* START Entries supplied *

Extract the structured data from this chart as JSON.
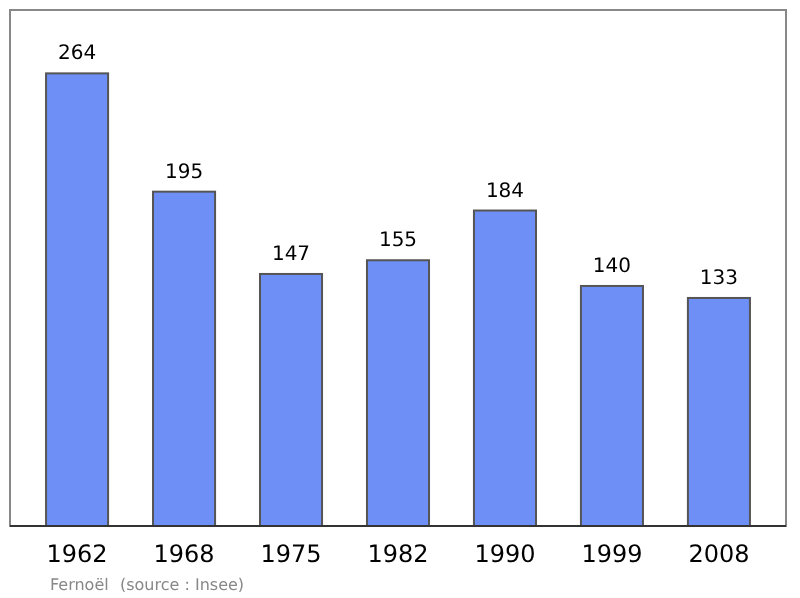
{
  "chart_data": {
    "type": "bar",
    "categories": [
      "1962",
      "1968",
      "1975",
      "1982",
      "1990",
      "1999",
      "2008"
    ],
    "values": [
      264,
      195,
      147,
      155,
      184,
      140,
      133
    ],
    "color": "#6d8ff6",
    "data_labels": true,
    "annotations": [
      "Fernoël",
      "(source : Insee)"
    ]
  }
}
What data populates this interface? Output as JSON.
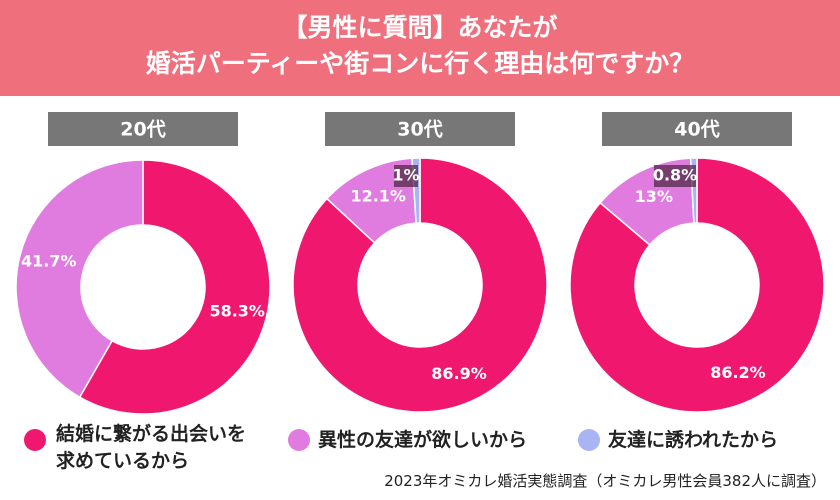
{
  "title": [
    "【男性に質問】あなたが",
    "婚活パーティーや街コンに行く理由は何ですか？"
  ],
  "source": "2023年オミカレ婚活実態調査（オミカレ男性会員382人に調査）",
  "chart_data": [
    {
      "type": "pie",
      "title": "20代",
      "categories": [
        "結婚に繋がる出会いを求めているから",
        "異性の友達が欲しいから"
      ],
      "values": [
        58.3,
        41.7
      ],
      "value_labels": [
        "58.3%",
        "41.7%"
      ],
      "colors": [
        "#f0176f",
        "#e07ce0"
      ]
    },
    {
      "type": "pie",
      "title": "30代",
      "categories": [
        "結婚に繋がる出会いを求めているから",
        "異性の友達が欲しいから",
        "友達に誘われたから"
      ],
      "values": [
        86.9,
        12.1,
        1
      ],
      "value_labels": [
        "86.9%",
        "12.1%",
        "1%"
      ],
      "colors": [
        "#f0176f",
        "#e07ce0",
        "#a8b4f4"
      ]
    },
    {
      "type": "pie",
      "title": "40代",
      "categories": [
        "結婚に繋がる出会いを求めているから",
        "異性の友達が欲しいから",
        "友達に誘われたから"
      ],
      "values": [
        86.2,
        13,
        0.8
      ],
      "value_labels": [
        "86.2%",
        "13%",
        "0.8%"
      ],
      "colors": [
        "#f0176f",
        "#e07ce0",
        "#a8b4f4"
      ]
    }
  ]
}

* END Entries supplied *
* START Entries supplied *

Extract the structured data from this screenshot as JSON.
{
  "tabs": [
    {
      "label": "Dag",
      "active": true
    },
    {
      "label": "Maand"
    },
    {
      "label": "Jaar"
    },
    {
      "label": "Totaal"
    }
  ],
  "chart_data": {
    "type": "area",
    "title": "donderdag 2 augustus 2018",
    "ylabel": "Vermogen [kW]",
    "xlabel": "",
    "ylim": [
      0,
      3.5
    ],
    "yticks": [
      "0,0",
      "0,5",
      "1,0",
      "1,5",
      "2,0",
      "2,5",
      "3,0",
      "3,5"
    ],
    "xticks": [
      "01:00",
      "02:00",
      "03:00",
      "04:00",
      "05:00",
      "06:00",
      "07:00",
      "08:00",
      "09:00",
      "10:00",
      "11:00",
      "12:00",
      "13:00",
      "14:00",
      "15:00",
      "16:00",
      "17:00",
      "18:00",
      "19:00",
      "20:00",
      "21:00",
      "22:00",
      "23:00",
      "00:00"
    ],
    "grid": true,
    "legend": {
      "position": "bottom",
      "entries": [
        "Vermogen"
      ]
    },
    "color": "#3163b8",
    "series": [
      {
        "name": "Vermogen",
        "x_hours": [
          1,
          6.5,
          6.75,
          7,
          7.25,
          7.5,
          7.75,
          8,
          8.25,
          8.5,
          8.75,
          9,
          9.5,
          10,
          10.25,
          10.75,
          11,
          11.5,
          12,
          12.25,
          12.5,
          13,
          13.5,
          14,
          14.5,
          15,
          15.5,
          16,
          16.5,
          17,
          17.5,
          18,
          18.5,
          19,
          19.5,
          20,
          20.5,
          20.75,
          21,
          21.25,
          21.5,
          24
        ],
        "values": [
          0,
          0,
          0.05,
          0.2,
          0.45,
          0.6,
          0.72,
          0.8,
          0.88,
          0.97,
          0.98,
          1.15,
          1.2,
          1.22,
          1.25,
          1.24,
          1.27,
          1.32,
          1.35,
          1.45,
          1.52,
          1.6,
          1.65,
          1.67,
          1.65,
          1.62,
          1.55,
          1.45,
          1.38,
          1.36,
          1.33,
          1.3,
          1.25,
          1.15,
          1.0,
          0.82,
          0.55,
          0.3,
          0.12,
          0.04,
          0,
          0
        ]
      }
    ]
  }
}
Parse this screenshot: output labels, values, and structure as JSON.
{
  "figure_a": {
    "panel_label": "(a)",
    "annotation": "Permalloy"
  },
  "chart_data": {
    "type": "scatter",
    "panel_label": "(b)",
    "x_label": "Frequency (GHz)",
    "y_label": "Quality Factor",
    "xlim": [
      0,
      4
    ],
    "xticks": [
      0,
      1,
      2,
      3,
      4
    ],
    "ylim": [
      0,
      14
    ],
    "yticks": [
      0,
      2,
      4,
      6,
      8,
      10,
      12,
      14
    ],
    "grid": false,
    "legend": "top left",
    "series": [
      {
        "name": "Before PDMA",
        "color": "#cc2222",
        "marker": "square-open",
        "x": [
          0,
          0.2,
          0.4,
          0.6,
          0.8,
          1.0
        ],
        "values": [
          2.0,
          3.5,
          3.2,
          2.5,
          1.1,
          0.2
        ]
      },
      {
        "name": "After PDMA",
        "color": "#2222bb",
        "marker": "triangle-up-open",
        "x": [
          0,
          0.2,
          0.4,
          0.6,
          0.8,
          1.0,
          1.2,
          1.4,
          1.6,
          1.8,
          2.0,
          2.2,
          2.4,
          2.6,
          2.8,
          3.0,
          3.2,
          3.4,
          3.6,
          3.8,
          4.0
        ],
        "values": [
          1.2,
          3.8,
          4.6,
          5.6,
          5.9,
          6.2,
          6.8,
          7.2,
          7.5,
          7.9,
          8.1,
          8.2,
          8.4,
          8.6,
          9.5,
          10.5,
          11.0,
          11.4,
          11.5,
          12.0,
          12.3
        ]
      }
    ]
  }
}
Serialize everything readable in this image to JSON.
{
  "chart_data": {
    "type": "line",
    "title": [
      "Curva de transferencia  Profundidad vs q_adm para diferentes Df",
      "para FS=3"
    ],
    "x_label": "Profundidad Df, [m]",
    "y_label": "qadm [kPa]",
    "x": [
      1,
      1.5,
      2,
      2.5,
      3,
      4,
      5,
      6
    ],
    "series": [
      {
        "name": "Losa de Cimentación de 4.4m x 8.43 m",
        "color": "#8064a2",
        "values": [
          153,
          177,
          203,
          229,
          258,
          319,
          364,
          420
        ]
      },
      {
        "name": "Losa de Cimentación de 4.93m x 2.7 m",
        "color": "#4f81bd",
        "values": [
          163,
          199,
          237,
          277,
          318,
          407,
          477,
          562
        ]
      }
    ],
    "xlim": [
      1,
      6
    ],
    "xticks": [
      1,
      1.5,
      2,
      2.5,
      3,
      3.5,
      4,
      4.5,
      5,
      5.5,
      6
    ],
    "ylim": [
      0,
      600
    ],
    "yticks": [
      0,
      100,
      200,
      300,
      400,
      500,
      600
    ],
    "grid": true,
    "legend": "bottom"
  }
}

* END Entries supplied *
* START Entries supplied *

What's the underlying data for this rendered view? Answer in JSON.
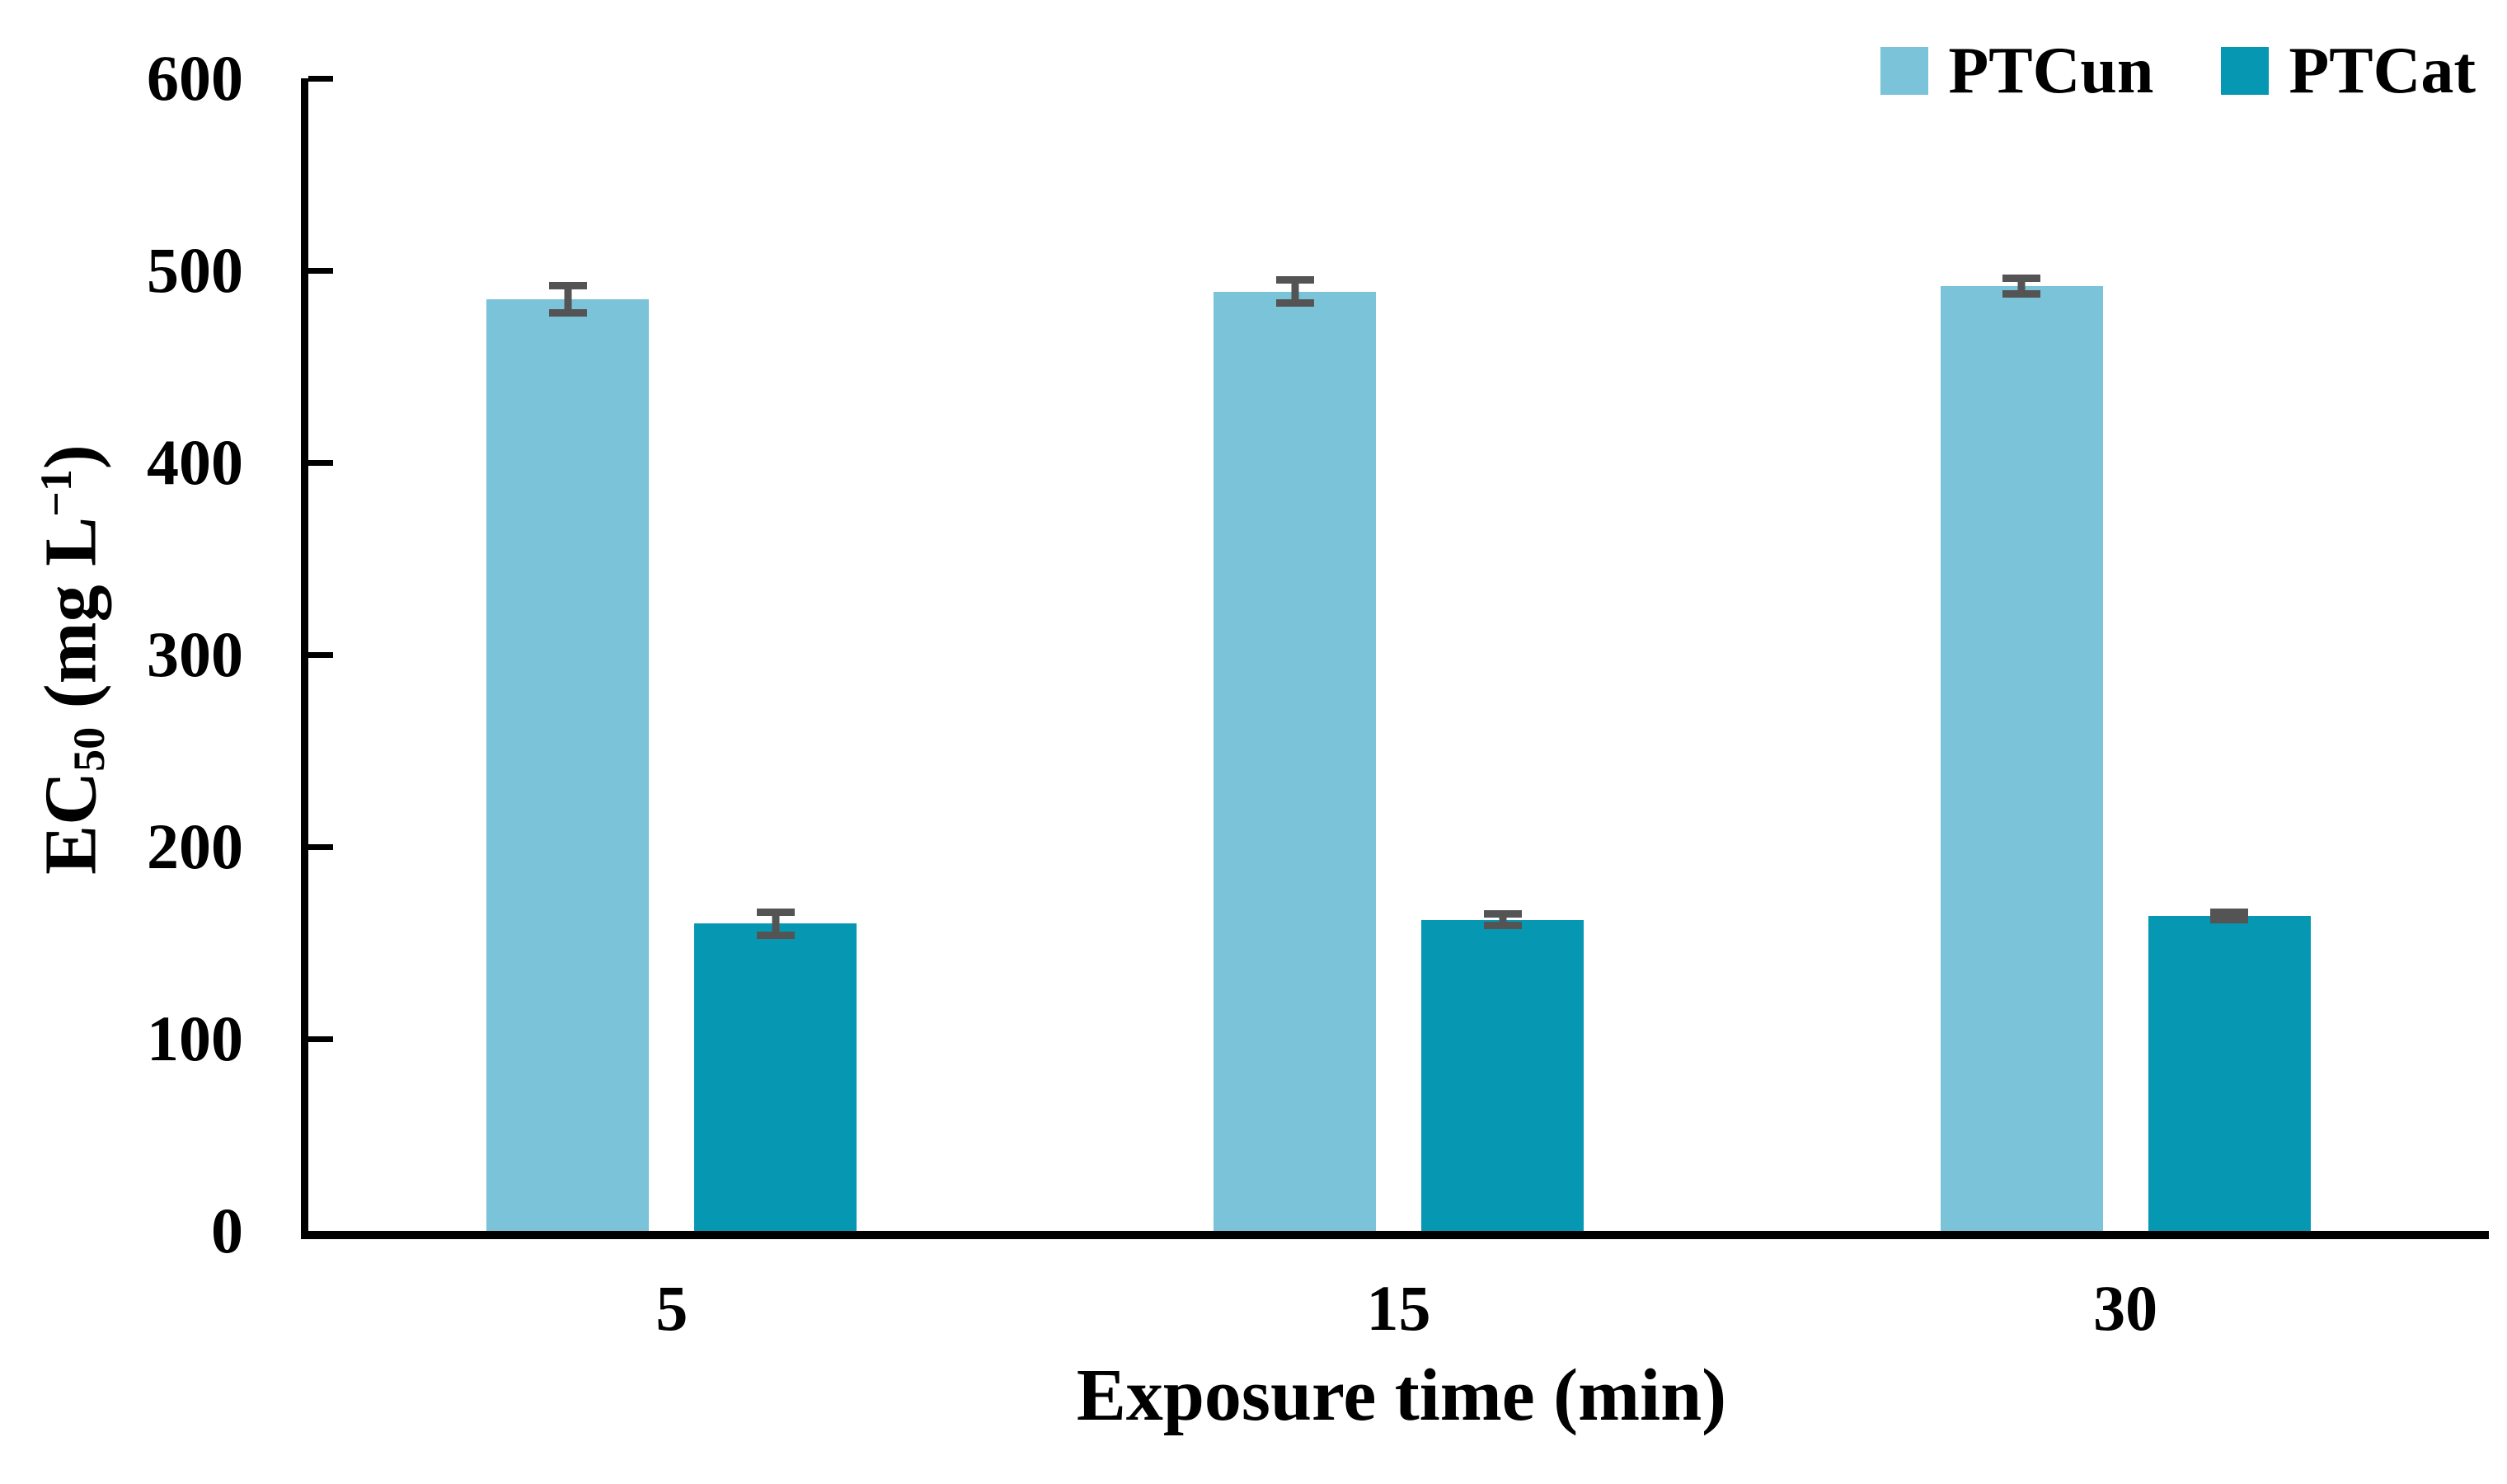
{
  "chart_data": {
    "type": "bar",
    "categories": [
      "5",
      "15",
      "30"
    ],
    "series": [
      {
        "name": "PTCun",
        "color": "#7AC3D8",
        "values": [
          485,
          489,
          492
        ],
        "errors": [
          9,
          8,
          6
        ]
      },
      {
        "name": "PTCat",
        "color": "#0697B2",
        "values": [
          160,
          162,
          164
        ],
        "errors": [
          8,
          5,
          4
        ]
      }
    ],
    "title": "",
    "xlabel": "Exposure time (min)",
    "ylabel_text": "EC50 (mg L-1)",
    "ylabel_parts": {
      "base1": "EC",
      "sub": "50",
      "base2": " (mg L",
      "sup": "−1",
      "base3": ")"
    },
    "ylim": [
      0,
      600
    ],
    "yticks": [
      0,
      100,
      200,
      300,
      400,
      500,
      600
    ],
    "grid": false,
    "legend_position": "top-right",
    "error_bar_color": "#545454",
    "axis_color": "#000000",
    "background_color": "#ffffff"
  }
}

* END Entries supplied *

● Aim of the exercise: How many lines of these entries contain the string "Profundidad"? Reply with the number alone.

● Answer to the problem: 2